Source data:
>> START
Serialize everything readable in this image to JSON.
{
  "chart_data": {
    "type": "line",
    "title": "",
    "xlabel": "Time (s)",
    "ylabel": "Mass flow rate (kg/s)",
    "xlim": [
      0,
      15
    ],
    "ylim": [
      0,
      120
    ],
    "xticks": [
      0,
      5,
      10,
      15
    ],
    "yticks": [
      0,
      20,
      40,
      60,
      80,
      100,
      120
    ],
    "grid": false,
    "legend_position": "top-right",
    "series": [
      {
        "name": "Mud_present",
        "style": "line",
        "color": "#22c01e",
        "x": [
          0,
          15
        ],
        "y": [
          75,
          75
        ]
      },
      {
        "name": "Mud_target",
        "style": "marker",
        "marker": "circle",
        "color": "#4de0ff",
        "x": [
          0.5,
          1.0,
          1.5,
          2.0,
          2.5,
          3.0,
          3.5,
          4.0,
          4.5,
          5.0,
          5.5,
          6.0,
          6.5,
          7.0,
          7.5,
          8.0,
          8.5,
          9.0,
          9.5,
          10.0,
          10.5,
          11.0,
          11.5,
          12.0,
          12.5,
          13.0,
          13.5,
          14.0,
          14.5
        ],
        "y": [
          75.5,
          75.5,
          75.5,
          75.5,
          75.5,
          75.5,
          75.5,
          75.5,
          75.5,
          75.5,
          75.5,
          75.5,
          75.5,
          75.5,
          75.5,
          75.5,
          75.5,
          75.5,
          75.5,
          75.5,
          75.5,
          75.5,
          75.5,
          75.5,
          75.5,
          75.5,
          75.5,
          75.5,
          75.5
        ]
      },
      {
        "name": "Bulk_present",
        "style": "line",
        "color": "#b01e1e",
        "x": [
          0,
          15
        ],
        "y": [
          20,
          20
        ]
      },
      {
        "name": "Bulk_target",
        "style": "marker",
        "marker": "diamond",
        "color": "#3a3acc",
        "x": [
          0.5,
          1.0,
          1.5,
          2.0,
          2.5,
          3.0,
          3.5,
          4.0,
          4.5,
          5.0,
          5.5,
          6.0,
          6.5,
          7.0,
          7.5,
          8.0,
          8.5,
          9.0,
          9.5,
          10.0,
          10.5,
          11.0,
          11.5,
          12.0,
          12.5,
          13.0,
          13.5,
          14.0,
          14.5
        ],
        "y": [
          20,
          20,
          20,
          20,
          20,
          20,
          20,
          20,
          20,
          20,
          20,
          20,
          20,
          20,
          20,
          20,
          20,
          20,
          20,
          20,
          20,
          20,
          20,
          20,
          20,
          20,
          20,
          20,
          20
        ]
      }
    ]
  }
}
>> END
Aim of the exercise: Every line holding "color" should be copied out.

Result of the task:
        "color": "#22c01e",
        "color": "#4de0ff",
        "color": "#b01e1e",
        "color": "#3a3acc",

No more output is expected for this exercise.